== DIRECTIONS FOR THIS TASK ==
Count how many lines below include the string "mensais", and give that number without anything else.
----- RECORDS FOR THIS EXERCISE -----
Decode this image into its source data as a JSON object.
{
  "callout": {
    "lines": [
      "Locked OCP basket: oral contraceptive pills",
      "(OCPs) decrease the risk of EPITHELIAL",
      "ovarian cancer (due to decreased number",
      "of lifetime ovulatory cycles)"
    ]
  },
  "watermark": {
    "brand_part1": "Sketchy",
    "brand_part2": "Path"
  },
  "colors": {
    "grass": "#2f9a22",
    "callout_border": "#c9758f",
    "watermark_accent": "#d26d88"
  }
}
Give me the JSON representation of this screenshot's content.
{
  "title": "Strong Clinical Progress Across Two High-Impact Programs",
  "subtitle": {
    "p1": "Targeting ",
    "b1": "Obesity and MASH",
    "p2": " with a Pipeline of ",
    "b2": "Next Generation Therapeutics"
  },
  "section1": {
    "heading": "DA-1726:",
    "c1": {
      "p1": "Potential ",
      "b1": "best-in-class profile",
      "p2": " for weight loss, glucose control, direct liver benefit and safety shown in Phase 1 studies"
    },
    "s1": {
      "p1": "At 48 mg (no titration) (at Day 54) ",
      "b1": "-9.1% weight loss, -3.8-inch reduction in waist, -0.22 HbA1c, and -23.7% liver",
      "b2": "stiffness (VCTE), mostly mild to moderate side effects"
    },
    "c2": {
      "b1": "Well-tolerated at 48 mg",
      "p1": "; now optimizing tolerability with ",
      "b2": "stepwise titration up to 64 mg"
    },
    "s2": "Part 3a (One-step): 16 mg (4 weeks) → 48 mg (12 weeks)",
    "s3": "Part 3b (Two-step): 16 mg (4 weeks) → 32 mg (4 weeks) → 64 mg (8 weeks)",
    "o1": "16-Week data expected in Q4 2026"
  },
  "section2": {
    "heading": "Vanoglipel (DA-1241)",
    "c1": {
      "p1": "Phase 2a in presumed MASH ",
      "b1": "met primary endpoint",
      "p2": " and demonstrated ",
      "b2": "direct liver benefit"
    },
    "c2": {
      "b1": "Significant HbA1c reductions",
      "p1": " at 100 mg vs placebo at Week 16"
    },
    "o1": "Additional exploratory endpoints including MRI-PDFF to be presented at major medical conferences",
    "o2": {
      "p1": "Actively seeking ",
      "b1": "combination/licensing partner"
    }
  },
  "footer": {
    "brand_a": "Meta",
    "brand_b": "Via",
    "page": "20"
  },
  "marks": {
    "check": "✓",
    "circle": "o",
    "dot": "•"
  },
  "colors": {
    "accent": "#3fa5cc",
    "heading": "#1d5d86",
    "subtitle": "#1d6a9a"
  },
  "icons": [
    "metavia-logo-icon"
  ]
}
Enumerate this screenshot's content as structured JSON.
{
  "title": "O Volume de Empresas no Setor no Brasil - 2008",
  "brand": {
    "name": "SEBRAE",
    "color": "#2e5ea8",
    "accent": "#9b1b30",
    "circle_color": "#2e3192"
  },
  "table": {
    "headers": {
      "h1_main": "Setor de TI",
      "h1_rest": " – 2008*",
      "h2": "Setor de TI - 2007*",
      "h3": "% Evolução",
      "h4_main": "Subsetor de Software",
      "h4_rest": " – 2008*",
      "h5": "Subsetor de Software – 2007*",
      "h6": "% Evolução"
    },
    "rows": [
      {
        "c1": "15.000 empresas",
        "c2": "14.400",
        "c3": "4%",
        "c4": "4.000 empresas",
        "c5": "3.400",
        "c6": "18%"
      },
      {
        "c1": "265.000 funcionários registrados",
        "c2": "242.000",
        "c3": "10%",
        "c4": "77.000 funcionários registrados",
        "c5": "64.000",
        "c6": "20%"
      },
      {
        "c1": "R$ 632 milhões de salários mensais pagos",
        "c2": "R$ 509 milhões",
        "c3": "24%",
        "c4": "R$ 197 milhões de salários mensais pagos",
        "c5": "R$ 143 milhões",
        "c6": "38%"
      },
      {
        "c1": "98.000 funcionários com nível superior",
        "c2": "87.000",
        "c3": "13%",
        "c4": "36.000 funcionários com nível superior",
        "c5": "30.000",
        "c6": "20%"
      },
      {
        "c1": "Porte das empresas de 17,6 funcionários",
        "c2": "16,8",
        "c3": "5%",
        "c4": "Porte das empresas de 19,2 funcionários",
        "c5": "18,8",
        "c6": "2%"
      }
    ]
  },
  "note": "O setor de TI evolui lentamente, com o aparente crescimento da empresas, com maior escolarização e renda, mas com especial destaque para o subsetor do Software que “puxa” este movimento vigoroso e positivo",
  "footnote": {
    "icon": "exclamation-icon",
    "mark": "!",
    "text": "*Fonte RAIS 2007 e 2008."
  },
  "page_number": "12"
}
-----
== WRITTEN REPLY ==
2